--- START Material supplied ---
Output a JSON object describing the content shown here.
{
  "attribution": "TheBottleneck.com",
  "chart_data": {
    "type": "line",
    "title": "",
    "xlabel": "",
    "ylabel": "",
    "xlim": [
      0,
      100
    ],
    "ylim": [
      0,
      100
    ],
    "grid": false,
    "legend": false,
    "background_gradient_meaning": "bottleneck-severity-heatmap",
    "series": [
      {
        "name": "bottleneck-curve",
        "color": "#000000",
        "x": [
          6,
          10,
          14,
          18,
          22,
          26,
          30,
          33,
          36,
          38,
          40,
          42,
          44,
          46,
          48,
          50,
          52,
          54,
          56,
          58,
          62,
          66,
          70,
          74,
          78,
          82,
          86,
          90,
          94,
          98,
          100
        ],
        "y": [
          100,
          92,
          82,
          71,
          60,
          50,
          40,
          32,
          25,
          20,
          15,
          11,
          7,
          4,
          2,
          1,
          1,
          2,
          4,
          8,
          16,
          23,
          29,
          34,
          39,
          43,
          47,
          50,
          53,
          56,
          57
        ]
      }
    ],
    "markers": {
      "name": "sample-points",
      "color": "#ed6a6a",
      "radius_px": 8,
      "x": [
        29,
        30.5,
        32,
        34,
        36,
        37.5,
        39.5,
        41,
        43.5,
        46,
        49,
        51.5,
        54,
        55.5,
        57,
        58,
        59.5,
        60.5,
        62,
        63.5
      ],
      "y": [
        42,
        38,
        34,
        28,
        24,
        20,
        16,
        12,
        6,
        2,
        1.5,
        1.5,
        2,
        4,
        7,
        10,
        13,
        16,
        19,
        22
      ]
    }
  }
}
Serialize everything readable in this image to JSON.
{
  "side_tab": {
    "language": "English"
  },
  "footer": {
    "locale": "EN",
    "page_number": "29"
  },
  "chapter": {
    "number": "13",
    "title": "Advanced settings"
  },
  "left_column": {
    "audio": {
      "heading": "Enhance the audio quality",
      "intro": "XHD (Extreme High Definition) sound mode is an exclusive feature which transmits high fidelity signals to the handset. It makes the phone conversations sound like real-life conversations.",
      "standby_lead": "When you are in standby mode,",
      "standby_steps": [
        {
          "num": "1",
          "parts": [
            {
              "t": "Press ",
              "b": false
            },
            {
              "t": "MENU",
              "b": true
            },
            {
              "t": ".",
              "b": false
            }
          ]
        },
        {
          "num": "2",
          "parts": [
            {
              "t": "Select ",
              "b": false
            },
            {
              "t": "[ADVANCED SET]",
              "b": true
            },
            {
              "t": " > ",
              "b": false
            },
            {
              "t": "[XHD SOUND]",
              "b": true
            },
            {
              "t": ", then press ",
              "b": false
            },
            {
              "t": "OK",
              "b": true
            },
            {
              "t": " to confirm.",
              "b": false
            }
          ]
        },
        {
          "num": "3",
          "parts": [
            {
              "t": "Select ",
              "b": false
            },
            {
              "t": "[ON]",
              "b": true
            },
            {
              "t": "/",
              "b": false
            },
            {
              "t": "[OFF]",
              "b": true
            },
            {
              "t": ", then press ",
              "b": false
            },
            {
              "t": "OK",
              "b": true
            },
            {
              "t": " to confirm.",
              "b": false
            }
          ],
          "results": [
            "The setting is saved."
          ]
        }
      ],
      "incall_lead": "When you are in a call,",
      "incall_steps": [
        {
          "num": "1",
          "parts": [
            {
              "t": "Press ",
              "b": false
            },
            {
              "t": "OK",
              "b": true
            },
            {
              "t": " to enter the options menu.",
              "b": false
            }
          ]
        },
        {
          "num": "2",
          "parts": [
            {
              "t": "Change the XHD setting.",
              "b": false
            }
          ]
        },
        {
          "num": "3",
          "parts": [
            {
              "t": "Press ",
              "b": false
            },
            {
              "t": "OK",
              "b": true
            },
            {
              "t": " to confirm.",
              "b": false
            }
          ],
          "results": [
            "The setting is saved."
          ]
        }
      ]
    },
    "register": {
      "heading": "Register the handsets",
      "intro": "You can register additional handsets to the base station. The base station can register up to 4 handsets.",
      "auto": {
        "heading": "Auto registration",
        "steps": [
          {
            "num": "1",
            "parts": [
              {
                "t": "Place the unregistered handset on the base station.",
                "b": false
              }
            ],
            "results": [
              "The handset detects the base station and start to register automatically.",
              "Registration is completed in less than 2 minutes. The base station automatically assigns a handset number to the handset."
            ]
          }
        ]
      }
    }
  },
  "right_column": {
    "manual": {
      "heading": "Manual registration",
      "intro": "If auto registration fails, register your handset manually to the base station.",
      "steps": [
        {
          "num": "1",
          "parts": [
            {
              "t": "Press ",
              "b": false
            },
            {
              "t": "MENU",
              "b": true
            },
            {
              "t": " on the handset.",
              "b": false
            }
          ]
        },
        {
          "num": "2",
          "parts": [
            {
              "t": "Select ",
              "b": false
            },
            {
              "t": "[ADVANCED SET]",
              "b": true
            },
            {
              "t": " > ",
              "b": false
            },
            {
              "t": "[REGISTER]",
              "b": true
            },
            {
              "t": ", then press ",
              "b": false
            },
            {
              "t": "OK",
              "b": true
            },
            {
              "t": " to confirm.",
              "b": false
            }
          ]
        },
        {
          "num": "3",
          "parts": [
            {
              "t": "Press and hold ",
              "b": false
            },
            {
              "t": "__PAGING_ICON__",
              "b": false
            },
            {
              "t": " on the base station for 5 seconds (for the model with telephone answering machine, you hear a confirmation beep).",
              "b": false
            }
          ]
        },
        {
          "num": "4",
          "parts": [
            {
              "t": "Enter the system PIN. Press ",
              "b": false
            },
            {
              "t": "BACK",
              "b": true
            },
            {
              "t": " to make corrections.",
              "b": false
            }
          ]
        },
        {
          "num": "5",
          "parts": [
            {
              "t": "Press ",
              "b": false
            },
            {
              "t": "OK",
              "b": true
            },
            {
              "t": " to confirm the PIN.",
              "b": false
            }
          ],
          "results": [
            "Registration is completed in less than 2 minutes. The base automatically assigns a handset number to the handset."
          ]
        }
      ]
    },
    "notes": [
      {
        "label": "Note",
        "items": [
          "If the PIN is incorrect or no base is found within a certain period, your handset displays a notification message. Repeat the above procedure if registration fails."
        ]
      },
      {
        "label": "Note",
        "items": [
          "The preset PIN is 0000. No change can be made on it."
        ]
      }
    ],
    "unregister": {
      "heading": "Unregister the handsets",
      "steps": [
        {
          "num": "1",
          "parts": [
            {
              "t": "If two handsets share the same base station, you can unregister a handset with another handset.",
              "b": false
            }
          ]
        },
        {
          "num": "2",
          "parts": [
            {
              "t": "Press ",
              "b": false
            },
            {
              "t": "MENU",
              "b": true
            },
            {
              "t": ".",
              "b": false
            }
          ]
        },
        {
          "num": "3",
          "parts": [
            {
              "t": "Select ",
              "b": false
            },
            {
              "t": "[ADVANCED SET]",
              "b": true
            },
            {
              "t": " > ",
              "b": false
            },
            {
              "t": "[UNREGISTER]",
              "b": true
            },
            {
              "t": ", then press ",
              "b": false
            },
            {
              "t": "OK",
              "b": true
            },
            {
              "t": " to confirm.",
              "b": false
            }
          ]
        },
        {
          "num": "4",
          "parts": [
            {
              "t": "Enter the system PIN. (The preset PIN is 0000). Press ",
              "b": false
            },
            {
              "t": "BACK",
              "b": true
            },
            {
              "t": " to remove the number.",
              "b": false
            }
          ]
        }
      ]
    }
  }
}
--- END Material supplied ---
To do — Copy down the material exactly as written.

Result of this task —
Output a JSON object describing the content shown here.
{
  "attribution": "TheBottleneck.com",
  "chart_data": {
    "type": "line",
    "title": "",
    "xlabel": "",
    "ylabel": "",
    "xlim": [
      0,
      100
    ],
    "ylim": [
      0,
      100
    ],
    "grid": false,
    "legend": false,
    "background_gradient_meaning": "bottleneck-severity-heatmap",
    "series": [
      {
        "name": "bottleneck-curve",
        "color": "#000000",
        "x": [
          6,
          10,
          14,
          18,
          22,
          26,
          30,
          33,
          36,
          38,
          40,
          42,
          44,
          46,
          48,
          50,
          52,
          54,
          56,
          58,
          62,
          66,
          70,
          74,
          78,
          82,
          86,
          90,
          94,
          98,
          100
        ],
        "y": [
          100,
          92,
          82,
          71,
          60,
          50,
          40,
          32,
          25,
          20,
          15,
          11,
          7,
          4,
          2,
          1,
          1,
          2,
          4,
          8,
          16,
          23,
          29,
          34,
          39,
          43,
          47,
          50,
          53,
          56,
          57
        ]
      }
    ],
    "markers": {
      "name": "sample-points",
      "color": "#ed6a6a",
      "radius_px": 8,
      "x": [
        29,
        30.5,
        32,
        34,
        36,
        37.5,
        39.5,
        41,
        43.5,
        46,
        49,
        51.5,
        54,
        55.5,
        57,
        58,
        59.5,
        60.5,
        62,
        63.5
      ],
      "y": [
        42,
        38,
        34,
        28,
        24,
        20,
        16,
        12,
        6,
        2,
        1.5,
        1.5,
        2,
        4,
        7,
        10,
        13,
        16,
        19,
        22
      ]
    }
  }
}
Serialize everything readable in this image to JSON.
{
  "side_tab": {
    "language": "English"
  },
  "footer": {
    "locale": "EN",
    "page_number": "29"
  },
  "chapter": {
    "number": "13",
    "title": "Advanced settings"
  },
  "left_column": {
    "audio": {
      "heading": "Enhance the audio quality",
      "intro": "XHD (Extreme High Definition) sound mode is an exclusive feature which transmits high fidelity signals to the handset. It makes the phone conversations sound like real-life conversations.",
      "standby_lead": "When you are in standby mode,",
      "standby_steps": [
        {
          "num": "1",
          "parts": [
            {
              "t": "Press ",
              "b": false
            },
            {
              "t": "MENU",
              "b": true
            },
            {
              "t": ".",
              "b": false
            }
          ]
        },
        {
          "num": "2",
          "parts": [
            {
              "t": "Select ",
              "b": false
            },
            {
              "t": "[ADVANCED SET]",
              "b": true
            },
            {
              "t": " > ",
              "b": false
            },
            {
              "t": "[XHD SOUND]",
              "b": true
            },
            {
              "t": ", then press ",
              "b": false
            },
            {
              "t": "OK",
              "b": true
            },
            {
              "t": " to confirm.",
              "b": false
            }
          ]
        },
        {
          "num": "3",
          "parts": [
            {
              "t": "Select ",
              "b": false
            },
            {
              "t": "[ON]",
              "b": true
            },
            {
              "t": "/",
              "b": false
            },
            {
              "t": "[OFF]",
              "b": true
            },
            {
              "t": ", then press ",
              "b": false
            },
            {
              "t": "OK",
              "b": true
            },
            {
              "t": " to confirm.",
              "b": false
            }
          ],
          "results": [
            "The setting is saved."
          ]
        }
      ],
      "incall_lead": "When you are in a call,",
      "incall_steps": [
        {
          "num": "1",
          "parts": [
            {
              "t": "Press ",
              "b": false
            },
            {
              "t": "OK",
              "b": true
            },
            {
              "t": " to enter the options menu.",
              "b": false
            }
          ]
        },
        {
          "num": "2",
          "parts": [
            {
              "t": "Change the XHD setting.",
              "b": false
            }
          ]
        },
        {
          "num": "3",
          "parts": [
            {
              "t": "Press ",
              "b": false
            },
            {
              "t": "OK",
              "b": true
            },
            {
              "t": " to confirm.",
              "b": false
            }
          ],
          "results": [
            "The setting is saved."
          ]
        }
      ]
    },
    "register": {
      "heading": "Register the handsets",
      "intro": "You can register additional handsets to the base station. The base station can register up to 4 handsets.",
      "auto": {
        "heading": "Auto registration",
        "steps": [
          {
            "num": "1",
            "parts": [
              {
                "t": "Place the unregistered handset on the base station.",
                "b": false
              }
            ],
            "results": [
              "The handset detects the base station and start to register automatically.",
              "Registration is completed in less than 2 minutes. The base station automatically assigns a handset number to the handset."
            ]
          }
        ]
      }
    }
  },
  "right_column": {
    "manual": {
      "heading": "Manual registration",
      "intro": "If auto registration fails, register your handset manually to the base station.",
      "steps": [
        {
          "num": "1",
          "parts": [
            {
              "t": "Press ",
              "b": false
            },
            {
              "t": "MENU",
              "b": true
            },
            {
              "t": " on the handset.",
              "b": false
            }
          ]
        },
        {
          "num": "2",
          "parts": [
            {
              "t": "Select ",
              "b": false
            },
            {
              "t": "[ADVANCED SET]",
              "b": true
            },
            {
              "t": " > ",
              "b": false
            },
            {
              "t": "[REGISTER]",
              "b": true
            },
            {
              "t": ", then press ",
              "b": false
            },
            {
              "t": "OK",
              "b": true
            },
            {
              "t": " to confirm.",
              "b": false
            }
          ]
        },
        {
          "num": "3",
          "parts": [
            {
              "t": "Press and hold ",
              "b": false
            },
            {
              "t": "__PAGING_ICON__",
              "b": false
            },
            {
              "t": " on the base station for 5 seconds (for the model with telephone answering machine, you hear a confirmation beep).",
              "b": false
            }
          ]
        },
        {
          "num": "4",
          "parts": [
            {
              "t": "Enter the system PIN. Press ",
              "b": false
            },
            {
              "t": "BACK",
              "b": true
            },
            {
              "t": " to make corrections.",
              "b": false
            }
          ]
        },
        {
          "num": "5",
          "parts": [
            {
              "t": "Press ",
              "b": false
            },
            {
              "t": "OK",
              "b": true
            },
            {
              "t": " to confirm the PIN.",
              "b": false
            }
          ],
          "results": [
            "Registration is completed in less than 2 minutes. The base automatically assigns a handset number to the handset."
          ]
        }
      ]
    },
    "notes": [
      {
        "label": "Note",
        "items": [
          "If the PIN is incorrect or no base is found within a certain period, your handset displays a notification message. Repeat the above procedure if registration fails."
        ]
      },
      {
        "label": "Note",
        "items": [
          "The preset PIN is 0000. No change can be made on it."
        ]
      }
    ],
    "unregister": {
      "heading": "Unregister the handsets",
      "steps": [
        {
          "num": "1",
          "parts": [
            {
              "t": "If two handsets share the same base station, you can unregister a handset with another handset.",
              "b": false
            }
          ]
        },
        {
          "num": "2",
          "parts": [
            {
              "t": "Press ",
              "b": false
            },
            {
              "t": "MENU",
              "b": true
            },
            {
              "t": ".",
              "b": false
            }
          ]
        },
        {
          "num": "3",
          "parts": [
            {
              "t": "Select ",
              "b": false
            },
            {
              "t": "[ADVANCED SET]",
              "b": true
            },
            {
              "t": " > ",
              "b": false
            },
            {
              "t": "[UNREGISTER]",
              "b": true
            },
            {
              "t": ", then press ",
              "b": false
            },
            {
              "t": "OK",
              "b": true
            },
            {
              "t": " to confirm.",
              "b": false
            }
          ]
        },
        {
          "num": "4",
          "parts": [
            {
              "t": "Enter the system PIN. (The preset PIN is 0000). Press ",
              "b": false
            },
            {
              "t": "BACK",
              "b": true
            },
            {
              "t": " to remove the number.",
              "b": false
            }
          ]
        }
      ]
    }
  }
}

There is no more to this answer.